- [Исходный текст]
○ ○ ○ ○ ○

Затем пришло христианство.

Центр внимания был перенесен из этого мира в другой. Почти сразу же люди снова провалились в глубокую и темную пропасть безнадежного смирения.

Человек был злом. Он был злым по своим инстинктам и пристрастиям. Он был зачат во грехе, родился во грехе, он жил во грехе и умер, раскаиваясь в своих грехах.

Но была разница между старым отчаянием и новым.

Греки были убеждены (и, возможно, справедливо), что они умнее и образованнее своих соседей, и им было немного жаль этих несчастных варваров. Но они так и не достигли той точки, когда начали считать себя народом, отделенным от всех остальных, избранным народом Зевса.

С другой стороны, христианство никогда не могло убежать от своих собственных предков. Когда христиане приняли Ветхий Завет как одну из Священных книг своей веры, они стали наследниками невероятной иудейской доктрины о том, что их народ “отличается” от всех остальных и что только те, кто исповедует определенные официально установленные доктрины, могут надеяться на спасение, в то время как остальные обречены на погибель.

Эта идея, конечно, принесла огромную прямую пользу тем, кому не хватало достаточно смирения духа, чтобы считать себя избранными среди миллионов и миллионов своих собратьев. В течение многих крайне критических лет она превратила христиан в тесно сплоченную, самодостаточную маленькую общину, которая беззаботно плыла по безбрежному океану язычества.

То , что происходило в других местах на этих водах , которые простирались далеко и широко на север и юг , восток и запад , было предметом глубочайшего безразличия Тертуллиана или св. Августина или любого другого из тех ранних писателей, которые были усердно заняты воплощением идей своей Церкви в конкретную форму написанных книг. В конце концов они надеялись добраться до безопасного берега и там построить свой город Бога. Между тем, то, чего надеялись достичь люди в других краях, их не касалось.

Поэтому они создали для себя совершенно новые представления о происхождении человека и о границах времени и пространства. То, что египтяне, вавилоняне, греки и римляне узнали об этих тайнах, их нисколько не интересовало. Они были искренне убеждены, что все старые ценности были разрушены с рождением Христа.

Была, например, проблема нашей Земли.

Древние ученые считали ее одной из пары миллиардов других звезд.

Христиане категорически отвергли эту идею. Для них маленький круглый диск, на котором они жили, был сердцем и центром вселенной.

Он был создан с особой целью – предоставить одной конкретной группе людей временный дом. Способ, которым это было достигнуто, был очень прост и полностью описан в первой главе книги Бытия.

Когда стало необходимо решить, как долго эта группа предубежденных людей находилась на этой Земле, проблема немного усложнилась. Со всех сторон виднелись свидетельства глубокой древности, погребенные города, вымершие чудовища и окаменелые растения. Но их можно было аргументированно отбросить, проигнорировать, отрицать или кричать о том, что их не существует. И после того, как это было сделано, установить фиксированную дату начала времен было очень просто.

○ ○ ○ ○ ○

- [Записанные данные]
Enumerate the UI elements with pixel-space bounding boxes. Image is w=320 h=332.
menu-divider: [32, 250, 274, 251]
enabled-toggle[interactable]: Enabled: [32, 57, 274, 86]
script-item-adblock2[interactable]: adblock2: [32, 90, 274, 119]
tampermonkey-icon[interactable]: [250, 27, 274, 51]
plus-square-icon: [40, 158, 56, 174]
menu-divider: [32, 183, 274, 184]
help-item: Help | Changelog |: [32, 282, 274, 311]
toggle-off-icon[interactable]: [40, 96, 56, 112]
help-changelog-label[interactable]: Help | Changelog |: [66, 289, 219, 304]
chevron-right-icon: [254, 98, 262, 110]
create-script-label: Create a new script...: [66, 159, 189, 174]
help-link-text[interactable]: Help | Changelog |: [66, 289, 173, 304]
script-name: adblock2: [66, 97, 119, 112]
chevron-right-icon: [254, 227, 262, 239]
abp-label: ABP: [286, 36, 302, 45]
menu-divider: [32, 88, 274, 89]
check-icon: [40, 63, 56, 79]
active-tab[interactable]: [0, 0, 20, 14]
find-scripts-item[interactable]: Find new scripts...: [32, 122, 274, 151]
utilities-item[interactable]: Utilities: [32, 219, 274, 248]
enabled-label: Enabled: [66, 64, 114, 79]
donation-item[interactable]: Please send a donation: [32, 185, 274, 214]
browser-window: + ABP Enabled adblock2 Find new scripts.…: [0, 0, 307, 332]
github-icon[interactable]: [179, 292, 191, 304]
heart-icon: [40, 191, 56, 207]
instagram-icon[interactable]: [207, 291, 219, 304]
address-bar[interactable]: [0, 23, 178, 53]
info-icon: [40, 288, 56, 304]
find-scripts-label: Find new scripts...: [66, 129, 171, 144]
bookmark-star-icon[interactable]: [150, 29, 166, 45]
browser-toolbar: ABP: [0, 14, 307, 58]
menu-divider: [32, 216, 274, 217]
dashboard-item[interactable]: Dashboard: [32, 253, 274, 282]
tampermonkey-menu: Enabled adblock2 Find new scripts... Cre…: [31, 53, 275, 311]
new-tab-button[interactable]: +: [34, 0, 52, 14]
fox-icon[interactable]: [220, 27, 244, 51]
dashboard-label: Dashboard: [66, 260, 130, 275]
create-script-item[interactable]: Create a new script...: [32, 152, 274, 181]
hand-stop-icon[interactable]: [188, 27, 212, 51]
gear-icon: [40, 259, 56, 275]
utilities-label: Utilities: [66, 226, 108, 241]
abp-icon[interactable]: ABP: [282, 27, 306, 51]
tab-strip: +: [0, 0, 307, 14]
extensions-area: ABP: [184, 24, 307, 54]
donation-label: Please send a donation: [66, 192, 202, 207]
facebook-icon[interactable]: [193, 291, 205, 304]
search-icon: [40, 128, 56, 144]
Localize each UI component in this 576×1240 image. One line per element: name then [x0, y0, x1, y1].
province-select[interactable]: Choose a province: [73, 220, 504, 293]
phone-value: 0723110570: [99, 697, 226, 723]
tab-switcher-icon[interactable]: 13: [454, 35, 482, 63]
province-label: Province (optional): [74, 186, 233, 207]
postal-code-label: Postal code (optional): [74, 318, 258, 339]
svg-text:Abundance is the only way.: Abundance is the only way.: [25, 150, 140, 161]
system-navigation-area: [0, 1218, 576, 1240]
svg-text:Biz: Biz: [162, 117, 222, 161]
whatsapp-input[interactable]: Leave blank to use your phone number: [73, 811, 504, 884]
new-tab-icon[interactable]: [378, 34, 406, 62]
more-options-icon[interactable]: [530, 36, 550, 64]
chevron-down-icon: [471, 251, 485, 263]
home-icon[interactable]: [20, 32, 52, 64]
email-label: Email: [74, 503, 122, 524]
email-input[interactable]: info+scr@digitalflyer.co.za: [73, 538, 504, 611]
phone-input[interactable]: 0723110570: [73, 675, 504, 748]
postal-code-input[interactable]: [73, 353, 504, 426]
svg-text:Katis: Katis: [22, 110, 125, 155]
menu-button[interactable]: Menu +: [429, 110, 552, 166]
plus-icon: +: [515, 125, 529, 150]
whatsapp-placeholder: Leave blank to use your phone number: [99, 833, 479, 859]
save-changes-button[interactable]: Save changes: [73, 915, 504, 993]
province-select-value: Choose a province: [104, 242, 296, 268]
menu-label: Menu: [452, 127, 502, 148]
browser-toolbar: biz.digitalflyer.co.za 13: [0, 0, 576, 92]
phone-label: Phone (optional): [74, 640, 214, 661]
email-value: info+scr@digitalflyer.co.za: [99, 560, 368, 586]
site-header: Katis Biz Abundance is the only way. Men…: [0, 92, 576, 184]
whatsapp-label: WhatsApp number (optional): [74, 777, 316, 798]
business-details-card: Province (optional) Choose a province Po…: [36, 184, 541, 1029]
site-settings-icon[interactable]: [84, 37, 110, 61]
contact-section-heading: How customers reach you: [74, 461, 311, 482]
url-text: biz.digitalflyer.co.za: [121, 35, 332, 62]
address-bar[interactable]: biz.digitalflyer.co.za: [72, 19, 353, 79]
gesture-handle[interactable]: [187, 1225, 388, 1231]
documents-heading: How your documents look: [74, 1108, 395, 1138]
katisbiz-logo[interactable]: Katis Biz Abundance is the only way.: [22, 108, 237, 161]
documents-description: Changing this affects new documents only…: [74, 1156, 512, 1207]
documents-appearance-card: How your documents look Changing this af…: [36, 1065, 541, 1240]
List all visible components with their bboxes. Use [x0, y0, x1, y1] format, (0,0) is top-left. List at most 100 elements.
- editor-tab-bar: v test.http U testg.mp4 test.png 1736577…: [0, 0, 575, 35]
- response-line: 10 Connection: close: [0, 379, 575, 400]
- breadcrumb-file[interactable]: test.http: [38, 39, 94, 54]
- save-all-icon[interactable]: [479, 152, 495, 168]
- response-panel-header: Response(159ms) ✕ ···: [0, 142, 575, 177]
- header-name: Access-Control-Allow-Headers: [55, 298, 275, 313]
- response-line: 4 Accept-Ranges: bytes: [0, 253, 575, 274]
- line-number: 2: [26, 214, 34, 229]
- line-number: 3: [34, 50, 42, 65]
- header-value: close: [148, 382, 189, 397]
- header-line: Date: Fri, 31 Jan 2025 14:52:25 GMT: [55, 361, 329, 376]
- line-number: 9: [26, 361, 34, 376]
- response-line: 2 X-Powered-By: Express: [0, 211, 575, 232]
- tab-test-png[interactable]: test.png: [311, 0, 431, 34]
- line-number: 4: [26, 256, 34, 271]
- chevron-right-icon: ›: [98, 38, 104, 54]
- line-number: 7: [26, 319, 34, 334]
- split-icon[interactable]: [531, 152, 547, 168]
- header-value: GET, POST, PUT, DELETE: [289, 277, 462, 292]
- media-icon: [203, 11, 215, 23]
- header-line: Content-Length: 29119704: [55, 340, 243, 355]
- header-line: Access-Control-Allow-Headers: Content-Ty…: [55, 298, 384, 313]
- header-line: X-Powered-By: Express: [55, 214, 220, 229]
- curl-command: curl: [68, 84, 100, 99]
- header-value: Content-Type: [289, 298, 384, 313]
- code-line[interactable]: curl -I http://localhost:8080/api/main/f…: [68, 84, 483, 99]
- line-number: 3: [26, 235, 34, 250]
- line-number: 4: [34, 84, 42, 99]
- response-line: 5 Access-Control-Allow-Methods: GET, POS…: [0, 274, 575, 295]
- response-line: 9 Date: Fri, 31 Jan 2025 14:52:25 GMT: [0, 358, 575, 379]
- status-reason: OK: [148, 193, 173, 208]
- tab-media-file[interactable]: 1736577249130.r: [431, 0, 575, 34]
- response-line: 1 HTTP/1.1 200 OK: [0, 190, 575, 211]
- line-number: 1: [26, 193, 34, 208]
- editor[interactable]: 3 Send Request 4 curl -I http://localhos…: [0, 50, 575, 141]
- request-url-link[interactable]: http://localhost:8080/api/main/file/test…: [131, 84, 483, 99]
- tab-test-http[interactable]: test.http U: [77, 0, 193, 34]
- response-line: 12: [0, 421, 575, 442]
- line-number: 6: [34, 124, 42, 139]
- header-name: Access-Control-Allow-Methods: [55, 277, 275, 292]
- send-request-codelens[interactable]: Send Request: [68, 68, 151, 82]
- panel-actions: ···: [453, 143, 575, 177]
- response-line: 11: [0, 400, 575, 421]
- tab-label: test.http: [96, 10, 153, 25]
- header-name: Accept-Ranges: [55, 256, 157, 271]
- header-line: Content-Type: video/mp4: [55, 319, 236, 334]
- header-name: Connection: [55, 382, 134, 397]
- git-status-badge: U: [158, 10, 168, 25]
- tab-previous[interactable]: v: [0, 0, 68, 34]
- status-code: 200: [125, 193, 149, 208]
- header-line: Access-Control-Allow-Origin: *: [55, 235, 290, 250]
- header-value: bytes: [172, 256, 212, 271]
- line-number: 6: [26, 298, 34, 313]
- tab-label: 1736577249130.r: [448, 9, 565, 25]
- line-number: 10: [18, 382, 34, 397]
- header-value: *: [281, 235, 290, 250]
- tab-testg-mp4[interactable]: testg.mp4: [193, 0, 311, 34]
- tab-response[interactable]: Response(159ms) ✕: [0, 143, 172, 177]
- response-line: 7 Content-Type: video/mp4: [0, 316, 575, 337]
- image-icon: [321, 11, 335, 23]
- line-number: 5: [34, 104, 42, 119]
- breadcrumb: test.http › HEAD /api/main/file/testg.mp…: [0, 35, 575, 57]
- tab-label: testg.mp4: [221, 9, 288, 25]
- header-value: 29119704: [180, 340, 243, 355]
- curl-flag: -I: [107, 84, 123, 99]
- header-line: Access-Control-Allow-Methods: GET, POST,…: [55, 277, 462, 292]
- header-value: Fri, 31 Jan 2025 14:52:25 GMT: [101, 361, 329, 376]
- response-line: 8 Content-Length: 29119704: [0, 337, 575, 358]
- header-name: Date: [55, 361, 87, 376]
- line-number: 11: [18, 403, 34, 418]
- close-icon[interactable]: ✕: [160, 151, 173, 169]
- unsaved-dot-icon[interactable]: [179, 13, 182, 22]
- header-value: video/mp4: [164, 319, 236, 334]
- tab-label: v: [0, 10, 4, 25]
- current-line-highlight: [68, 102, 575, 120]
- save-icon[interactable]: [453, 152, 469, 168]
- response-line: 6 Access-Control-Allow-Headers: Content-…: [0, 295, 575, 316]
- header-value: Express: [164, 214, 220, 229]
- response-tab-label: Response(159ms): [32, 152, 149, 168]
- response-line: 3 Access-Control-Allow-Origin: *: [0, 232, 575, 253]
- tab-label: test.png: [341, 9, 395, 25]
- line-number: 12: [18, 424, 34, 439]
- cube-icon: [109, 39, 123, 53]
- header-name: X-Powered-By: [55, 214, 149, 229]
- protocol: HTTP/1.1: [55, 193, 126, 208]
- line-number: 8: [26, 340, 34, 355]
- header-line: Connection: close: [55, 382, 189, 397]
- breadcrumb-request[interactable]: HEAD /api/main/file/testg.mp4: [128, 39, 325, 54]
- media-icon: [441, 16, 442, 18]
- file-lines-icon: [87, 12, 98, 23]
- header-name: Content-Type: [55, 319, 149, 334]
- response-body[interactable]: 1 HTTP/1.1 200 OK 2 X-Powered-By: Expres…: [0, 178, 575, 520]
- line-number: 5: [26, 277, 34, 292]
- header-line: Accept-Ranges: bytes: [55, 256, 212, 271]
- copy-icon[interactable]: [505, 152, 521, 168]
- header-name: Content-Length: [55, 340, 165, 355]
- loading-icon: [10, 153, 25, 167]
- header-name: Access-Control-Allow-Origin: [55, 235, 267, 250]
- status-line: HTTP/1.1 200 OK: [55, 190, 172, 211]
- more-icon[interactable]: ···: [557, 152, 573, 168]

○ ○ ○ ○ ○

- [Рабочее задание A] Где, согласно тексту о раннем христианстве, полностью описан способ создания Земли?
- [Рабочее задание B] Продолжите текст о раннем христианстве и его представлениях о Земле, начиная после его последнего предложения.

- [Ответ на задание A] В первой главе книги Бытия.

- [Ответ на задание B]
В такой вселенной, которая была статичной, которая началась в определенный час определенного дня в определенном году и закончится в другой определенный час определенного дня в определенном году, которая существовала исключительно в интересах одной и только одной конфессии, в такой вселенной не было места для странного любопытства математиков, биологов, химиков и всевозможных других людей, которые интересовались только общими принципами и жонглировали идеей вечности и безграничности как в области времени, так и в области пространства.

Действительно, многие из этих ученых людей протестовали против того, что в глубине души они были набожными сынами Церкви. Но истинные христиане знали лучше. Ни один человек, который был бы искренен в своих заверениях в любви и преданности вере, не имел никакого права знать так много или владеть таким количеством книг.

Одной книги было достаточно.

Этой книгой была Библия, и каждая буква в ней, каждая запятая, каждая точка с запятой и восклицательный знак были записаны людьми, получившими Божественное вдохновение.

Грека времен Перикла слегка позабавило бы, если бы ему рассказали о якобы священном томе, содержащем обрывки плохо осмысленной национальной истории, сомнительные любовные стихи, невнятные видения полубезумных пророков и целые главы, посвященные гнуснейшему осуждению тех, кто по тем или иным воображаемым причинам вызвал гнев одного из многочисленных племенных божеств Азии.

Но варвар третьего века питал самое смиренное уважение к “письменному слову”, которое для него было одной из величайших тайн цивилизации, и когда последовательные церковные соборы рекомендовали ему именно эту книгу как не имеющую ошибок или прокравшихся изъянов, он с готовностью принял этот экстраординарный документ представляющий собой совокупность всего, что человек когда-либо знал или мог надеяться узнать, и присоединился к осуждению и преследованию тех, кто бросил вызов Небесам, расширив свои исследования за пределы, указанные Моисеем и Исайей.

Число людей, готовых умереть за свои принципы, всегда было неизбежно ограничено.

В то же время жажда знаний со стороны некоторых людей настолько неудержима, что необходимо находить какой-то выход для их накопившейся энергии. В результате этого конфликта между любопытством и подавлением выросло то чахлое и бесплодное интеллектуальное деревце, которое стало известно как схоластика.

Оно датировалось серединой восьмого века. Именно тогда Берта, жена Пипина Короткого, короля франков, родила сына, который имеет больше прав считаться святым покровителем французской нации, чем тот добрый король Луи, который стоил своим соотечественникам выкупа в восемьсот тысяч турецких золотых монет и который наградил своих подданных "лояльностью", предоставив им собственную инквизицию.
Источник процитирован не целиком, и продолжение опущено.